Set task: Gather all lines with the word "vzdelávania" in them.

[Collected data entries]
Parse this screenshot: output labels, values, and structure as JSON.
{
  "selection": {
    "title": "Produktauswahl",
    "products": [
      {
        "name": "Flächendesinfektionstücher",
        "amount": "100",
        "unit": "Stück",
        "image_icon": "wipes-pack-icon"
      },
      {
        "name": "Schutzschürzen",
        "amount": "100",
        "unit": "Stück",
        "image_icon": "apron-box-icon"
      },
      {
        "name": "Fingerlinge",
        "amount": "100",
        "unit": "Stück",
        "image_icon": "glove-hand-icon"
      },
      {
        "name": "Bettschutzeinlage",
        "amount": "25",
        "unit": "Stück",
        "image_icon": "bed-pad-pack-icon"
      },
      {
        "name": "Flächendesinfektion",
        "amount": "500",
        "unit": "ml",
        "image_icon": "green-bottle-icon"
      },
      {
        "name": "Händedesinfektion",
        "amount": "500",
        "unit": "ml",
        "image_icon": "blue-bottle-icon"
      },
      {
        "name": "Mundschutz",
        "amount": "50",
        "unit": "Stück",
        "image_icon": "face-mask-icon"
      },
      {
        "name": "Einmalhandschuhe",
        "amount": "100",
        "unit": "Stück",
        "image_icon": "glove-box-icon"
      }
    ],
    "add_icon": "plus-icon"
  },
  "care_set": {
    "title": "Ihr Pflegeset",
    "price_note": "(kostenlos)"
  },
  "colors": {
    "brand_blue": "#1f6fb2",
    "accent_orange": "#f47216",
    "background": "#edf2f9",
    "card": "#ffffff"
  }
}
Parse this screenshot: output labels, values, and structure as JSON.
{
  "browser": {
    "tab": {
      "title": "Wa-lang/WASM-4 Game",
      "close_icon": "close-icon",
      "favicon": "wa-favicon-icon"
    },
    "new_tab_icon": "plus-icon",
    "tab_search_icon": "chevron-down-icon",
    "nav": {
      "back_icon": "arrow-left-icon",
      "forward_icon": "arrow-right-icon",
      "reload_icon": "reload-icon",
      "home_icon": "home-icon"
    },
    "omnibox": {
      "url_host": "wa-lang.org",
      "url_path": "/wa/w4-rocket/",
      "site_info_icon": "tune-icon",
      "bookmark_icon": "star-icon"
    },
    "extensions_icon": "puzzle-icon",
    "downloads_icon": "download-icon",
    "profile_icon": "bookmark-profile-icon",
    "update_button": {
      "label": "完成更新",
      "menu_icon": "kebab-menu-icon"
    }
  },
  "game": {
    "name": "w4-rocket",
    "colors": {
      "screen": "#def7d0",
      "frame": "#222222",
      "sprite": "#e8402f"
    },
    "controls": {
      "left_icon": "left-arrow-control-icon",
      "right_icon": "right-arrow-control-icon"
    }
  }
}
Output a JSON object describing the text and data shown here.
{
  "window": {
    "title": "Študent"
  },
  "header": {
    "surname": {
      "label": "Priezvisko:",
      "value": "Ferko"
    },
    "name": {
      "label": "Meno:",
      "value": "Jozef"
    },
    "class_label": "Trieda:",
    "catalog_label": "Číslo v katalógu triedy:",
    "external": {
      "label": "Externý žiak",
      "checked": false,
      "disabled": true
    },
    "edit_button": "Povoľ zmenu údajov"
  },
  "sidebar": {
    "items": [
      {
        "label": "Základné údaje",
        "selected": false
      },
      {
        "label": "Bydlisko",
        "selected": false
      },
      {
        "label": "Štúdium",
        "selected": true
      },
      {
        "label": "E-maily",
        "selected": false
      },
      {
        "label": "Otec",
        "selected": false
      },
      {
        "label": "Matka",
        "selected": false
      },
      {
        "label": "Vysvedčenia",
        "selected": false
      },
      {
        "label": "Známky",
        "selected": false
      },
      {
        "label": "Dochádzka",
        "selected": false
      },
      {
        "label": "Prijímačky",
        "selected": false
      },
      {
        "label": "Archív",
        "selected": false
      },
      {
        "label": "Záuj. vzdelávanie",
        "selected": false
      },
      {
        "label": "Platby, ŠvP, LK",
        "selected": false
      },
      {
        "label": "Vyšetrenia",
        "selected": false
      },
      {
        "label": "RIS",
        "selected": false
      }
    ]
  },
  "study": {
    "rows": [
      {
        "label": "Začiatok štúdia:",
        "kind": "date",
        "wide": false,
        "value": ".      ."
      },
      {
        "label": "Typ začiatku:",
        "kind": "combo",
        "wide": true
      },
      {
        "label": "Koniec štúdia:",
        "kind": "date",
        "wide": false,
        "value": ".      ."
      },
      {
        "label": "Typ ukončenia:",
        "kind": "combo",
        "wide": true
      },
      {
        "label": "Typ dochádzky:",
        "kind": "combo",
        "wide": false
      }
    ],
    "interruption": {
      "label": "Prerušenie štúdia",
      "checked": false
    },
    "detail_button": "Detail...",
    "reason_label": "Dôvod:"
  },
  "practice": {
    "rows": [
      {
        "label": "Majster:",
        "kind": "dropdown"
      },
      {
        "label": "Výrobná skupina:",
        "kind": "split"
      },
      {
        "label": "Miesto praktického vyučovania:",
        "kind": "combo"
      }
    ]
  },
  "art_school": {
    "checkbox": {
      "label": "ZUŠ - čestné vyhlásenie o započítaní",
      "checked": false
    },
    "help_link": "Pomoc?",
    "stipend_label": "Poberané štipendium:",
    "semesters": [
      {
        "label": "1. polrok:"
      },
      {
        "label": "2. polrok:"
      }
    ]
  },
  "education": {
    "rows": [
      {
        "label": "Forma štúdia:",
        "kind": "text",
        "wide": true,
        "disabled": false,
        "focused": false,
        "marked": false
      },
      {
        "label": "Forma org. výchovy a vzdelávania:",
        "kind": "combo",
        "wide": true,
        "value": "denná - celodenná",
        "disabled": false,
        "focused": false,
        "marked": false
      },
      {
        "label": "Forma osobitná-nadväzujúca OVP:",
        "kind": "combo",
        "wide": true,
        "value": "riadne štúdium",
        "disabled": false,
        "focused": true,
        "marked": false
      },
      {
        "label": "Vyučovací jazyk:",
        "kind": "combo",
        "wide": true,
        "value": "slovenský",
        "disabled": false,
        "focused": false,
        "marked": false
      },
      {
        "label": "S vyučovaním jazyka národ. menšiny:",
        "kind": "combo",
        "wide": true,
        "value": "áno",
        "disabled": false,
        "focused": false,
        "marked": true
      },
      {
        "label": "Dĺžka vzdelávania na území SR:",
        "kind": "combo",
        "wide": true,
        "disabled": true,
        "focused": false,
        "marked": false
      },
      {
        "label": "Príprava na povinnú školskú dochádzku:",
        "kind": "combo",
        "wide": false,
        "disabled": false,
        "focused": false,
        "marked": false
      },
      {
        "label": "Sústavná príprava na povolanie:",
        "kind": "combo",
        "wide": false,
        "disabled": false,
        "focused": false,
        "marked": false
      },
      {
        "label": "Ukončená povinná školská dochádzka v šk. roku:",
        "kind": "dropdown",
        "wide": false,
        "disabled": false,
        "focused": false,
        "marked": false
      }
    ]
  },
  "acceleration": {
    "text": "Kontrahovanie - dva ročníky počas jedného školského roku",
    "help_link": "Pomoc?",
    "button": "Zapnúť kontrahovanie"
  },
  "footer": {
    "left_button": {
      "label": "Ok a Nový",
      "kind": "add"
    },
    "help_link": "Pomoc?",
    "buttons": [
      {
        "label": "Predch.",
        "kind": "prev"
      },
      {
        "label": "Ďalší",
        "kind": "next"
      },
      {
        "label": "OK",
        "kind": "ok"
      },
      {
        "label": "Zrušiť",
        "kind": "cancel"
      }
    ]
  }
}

The output:
        "label": "Forma org. výchovy a vzdelávania:",
        "label": "Dĺžka vzdelávania na území SR:",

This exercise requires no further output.